**Directions**
Only the lines from the one containing "Extract all readable text from this page." through the end of the data below should be copied, each exactly as written and with both ends kept.

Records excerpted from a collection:

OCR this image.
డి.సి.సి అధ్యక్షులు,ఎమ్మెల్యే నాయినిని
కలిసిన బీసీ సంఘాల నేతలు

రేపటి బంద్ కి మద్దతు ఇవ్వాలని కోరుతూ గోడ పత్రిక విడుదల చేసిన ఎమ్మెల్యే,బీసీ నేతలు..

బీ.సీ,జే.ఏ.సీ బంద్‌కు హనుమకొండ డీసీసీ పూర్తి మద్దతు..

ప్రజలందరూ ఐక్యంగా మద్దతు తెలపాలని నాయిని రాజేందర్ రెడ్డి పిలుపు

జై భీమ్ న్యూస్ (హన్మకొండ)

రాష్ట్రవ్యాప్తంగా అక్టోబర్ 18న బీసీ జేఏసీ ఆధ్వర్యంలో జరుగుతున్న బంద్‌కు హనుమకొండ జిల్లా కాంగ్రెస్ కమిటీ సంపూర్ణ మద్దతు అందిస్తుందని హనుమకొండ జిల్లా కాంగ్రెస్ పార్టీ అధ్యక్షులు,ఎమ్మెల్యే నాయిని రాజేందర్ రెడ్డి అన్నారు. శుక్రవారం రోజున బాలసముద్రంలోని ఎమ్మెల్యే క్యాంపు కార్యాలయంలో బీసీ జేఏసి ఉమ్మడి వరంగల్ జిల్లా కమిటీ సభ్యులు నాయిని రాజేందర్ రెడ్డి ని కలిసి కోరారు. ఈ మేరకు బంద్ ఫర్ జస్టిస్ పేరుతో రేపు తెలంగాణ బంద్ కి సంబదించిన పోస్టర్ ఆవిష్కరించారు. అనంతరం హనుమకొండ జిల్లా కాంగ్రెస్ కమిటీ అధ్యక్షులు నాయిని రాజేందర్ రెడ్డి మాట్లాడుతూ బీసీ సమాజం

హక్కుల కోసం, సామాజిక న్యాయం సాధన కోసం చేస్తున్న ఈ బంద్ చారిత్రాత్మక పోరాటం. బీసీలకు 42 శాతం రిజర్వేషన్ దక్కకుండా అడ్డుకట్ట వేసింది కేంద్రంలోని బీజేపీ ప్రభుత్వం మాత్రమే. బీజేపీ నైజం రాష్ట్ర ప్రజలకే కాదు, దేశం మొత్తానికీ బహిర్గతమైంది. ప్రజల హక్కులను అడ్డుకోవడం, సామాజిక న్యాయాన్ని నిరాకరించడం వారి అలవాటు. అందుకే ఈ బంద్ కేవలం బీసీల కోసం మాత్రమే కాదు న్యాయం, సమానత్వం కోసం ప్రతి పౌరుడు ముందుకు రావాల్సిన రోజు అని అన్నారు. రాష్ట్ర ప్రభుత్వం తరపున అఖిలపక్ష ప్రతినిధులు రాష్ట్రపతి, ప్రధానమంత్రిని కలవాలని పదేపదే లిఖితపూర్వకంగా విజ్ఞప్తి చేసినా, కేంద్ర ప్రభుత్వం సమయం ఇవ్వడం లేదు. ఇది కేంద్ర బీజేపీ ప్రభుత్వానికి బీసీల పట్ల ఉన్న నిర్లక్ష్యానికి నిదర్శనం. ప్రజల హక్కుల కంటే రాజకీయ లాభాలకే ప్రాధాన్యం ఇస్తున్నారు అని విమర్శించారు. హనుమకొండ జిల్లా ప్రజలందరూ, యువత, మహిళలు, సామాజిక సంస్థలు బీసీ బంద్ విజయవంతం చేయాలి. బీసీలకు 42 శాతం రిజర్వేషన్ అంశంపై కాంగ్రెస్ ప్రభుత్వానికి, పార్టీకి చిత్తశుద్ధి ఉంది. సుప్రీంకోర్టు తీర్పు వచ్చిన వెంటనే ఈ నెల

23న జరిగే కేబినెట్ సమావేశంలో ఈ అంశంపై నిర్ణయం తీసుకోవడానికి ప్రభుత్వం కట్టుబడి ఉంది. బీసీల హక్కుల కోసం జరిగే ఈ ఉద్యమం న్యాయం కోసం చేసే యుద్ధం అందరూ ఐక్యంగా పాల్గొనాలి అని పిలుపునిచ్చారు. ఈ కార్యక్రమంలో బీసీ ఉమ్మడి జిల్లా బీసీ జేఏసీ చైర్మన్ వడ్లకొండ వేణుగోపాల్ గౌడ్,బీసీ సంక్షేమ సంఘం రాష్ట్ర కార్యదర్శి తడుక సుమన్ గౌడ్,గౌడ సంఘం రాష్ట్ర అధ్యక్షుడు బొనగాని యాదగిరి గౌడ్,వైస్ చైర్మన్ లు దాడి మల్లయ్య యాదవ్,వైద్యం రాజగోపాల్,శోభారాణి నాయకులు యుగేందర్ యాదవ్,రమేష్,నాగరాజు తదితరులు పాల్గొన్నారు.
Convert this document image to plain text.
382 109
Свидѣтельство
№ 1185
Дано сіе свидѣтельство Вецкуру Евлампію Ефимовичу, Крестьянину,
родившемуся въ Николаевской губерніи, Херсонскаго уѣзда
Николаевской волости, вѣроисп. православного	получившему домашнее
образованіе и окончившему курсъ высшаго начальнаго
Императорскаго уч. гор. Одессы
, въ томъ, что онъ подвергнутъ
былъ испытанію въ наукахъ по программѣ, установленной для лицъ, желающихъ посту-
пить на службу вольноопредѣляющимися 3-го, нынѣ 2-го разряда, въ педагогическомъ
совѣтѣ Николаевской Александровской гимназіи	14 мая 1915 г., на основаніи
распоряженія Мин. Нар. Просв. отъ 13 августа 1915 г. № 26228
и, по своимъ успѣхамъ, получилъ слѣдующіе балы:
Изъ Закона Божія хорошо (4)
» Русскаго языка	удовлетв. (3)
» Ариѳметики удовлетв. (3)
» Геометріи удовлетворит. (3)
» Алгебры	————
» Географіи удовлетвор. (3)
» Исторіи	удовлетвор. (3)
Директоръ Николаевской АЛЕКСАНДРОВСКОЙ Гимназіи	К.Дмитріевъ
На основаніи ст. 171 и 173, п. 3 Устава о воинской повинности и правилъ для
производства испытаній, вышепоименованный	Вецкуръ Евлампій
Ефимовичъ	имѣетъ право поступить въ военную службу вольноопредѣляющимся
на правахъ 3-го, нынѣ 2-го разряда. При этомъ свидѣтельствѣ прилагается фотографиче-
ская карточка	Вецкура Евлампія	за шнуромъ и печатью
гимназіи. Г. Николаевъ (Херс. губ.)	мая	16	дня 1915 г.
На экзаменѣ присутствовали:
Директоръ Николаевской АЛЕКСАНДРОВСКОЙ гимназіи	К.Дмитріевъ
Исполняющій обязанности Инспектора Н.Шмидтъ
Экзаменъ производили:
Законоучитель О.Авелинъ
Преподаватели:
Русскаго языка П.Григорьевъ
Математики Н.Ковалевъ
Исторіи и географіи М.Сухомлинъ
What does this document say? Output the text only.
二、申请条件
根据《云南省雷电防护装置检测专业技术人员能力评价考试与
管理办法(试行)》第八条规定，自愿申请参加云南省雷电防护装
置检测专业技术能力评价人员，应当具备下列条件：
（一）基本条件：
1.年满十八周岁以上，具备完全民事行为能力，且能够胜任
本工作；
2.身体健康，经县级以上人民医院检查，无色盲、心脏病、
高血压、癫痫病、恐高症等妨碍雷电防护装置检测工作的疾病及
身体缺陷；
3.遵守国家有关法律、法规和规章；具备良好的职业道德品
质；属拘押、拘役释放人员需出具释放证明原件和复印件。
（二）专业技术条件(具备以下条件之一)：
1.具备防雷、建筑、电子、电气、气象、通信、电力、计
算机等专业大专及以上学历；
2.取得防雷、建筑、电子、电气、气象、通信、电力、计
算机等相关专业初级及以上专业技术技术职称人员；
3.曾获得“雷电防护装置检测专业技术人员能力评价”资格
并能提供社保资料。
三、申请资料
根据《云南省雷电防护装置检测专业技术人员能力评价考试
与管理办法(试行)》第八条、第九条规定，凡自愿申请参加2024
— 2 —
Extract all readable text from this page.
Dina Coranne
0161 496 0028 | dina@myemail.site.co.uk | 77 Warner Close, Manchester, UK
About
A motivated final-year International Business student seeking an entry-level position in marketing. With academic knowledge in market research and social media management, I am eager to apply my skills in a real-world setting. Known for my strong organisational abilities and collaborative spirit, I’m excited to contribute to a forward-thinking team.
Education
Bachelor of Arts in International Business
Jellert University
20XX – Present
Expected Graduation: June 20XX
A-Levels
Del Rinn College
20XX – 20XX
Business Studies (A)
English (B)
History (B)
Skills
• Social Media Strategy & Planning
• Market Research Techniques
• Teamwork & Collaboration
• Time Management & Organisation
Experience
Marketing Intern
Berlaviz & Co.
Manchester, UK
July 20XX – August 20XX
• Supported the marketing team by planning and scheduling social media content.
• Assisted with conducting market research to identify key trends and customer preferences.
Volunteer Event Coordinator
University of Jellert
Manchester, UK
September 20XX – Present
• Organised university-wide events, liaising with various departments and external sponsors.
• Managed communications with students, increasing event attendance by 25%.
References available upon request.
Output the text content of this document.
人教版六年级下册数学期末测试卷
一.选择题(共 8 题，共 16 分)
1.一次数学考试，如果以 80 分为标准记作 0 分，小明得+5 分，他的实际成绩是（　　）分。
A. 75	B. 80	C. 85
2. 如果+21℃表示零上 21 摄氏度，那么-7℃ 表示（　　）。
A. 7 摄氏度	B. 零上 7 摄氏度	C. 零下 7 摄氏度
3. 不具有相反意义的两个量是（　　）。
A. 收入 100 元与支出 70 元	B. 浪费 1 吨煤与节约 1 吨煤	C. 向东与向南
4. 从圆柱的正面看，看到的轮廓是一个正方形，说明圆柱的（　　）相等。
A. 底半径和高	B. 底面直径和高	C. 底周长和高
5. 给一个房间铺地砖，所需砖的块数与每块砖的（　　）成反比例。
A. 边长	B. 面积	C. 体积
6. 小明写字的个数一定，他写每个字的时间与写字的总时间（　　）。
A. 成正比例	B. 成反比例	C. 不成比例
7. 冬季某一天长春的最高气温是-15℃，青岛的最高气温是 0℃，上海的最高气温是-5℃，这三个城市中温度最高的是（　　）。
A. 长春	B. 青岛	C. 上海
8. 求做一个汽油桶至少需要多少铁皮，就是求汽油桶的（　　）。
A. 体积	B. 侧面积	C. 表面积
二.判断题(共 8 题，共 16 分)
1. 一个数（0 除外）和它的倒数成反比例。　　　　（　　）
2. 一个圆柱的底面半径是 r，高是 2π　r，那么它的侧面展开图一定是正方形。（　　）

**Exercise response**
Extract all readable text from this page.
Dina Coranne
0161 496 0028 | dina@myemail.site.co.uk | 77 Warner Close, Manchester, UK
About
A motivated final-year International Business student seeking an entry-level position in marketing. With academic knowledge in market research and social media management, I am eager to apply my skills in a real-world setting. Known for my strong organisational abilities and collaborative spirit, I’m excited to contribute to a forward-thinking team.
Education
Bachelor of Arts in International Business
Jellert University
20XX – Present
Expected Graduation: June 20XX
A-Levels
Del Rinn College
20XX – 20XX
Business Studies (A)
English (B)
History (B)
Skills
• Social Media Strategy & Planning
• Market Research Techniques
• Teamwork & Collaboration
• Time Management & Organisation
Experience
Marketing Intern
Berlaviz & Co.
Manchester, UK
July 20XX – August 20XX
• Supported the marketing team by planning and scheduling social media content.
• Assisted with conducting market research to identify key trends and customer preferences.
Volunteer Event Coordinator
University of Jellert
Manchester, UK
September 20XX – Present
• Organised university-wide events, liaising with various departments and external sponsors.
• Managed communications with students, increasing event attendance by 25%.
References available upon request.
Output the text content of this document.
人教版六年级下册数学期末测试卷
一.选择题(共 8 题，共 16 分)
1.一次数学考试，如果以 80 分为标准记作 0 分，小明得+5 分，他的实际成绩是（　　）分。
A. 75	B. 80	C. 85
2. 如果+21℃表示零上 21 摄氏度，那么-7℃ 表示（　　）。
A. 7 摄氏度	B. 零上 7 摄氏度	C. 零下 7 摄氏度
3. 不具有相反意义的两个量是（　　）。
A. 收入 100 元与支出 70 元	B. 浪费 1 吨煤与节约 1 吨煤	C. 向东与向南
4. 从圆柱的正面看，看到的轮廓是一个正方形，说明圆柱的（　　）相等。
A. 底半径和高	B. 底面直径和高	C. 底周长和高
5. 给一个房间铺地砖，所需砖的块数与每块砖的（　　）成反比例。
A. 边长	B. 面积	C. 体积
6. 小明写字的个数一定，他写每个字的时间与写字的总时间（　　）。
A. 成正比例	B. 成反比例	C. 不成比例
7. 冬季某一天长春的最高气温是-15℃，青岛的最高气温是 0℃，上海的最高气温是-5℃，这三个城市中温度最高的是（　　）。
A. 长春	B. 青岛	C. 上海
8. 求做一个汽油桶至少需要多少铁皮，就是求汽油桶的（　　）。
A. 体积	B. 侧面积	C. 表面积
二.判断题(共 8 题，共 16 分)
1. 一个数（0 除外）和它的倒数成反比例。　　　　（　　）
2. 一个圆柱的底面半径是 r，高是 2π　r，那么它的侧面展开图一定是正方形。（　　）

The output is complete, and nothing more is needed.